§ Exercise: In the records that follow, show each line where the word "Elisabeth" is present.

§ Source records:
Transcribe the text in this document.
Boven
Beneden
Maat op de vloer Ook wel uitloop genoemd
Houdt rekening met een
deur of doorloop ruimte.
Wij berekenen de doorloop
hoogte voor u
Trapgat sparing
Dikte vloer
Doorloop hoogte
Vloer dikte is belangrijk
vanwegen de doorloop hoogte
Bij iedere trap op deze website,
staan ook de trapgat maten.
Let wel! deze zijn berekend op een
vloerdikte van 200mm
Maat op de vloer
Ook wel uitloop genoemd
...
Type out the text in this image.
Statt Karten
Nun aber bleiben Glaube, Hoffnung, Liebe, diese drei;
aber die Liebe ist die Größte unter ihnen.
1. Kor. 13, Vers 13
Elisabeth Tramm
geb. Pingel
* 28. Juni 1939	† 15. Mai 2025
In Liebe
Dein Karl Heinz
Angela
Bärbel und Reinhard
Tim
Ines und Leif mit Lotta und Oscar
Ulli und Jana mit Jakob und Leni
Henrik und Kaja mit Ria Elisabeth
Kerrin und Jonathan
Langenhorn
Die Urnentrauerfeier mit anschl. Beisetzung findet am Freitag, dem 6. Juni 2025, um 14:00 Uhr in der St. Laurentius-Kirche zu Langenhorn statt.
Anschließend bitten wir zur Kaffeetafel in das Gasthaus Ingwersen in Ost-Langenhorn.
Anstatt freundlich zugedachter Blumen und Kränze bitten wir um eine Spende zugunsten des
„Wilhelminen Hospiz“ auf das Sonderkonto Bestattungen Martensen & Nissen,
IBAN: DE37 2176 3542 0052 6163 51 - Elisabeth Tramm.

§ Solution to this task:
Elisabeth Tramm
Henrik und Kaja mit Ria Elisabeth
IBAN: DE37 2176 3542 0052 6163 51 - Elisabeth Tramm.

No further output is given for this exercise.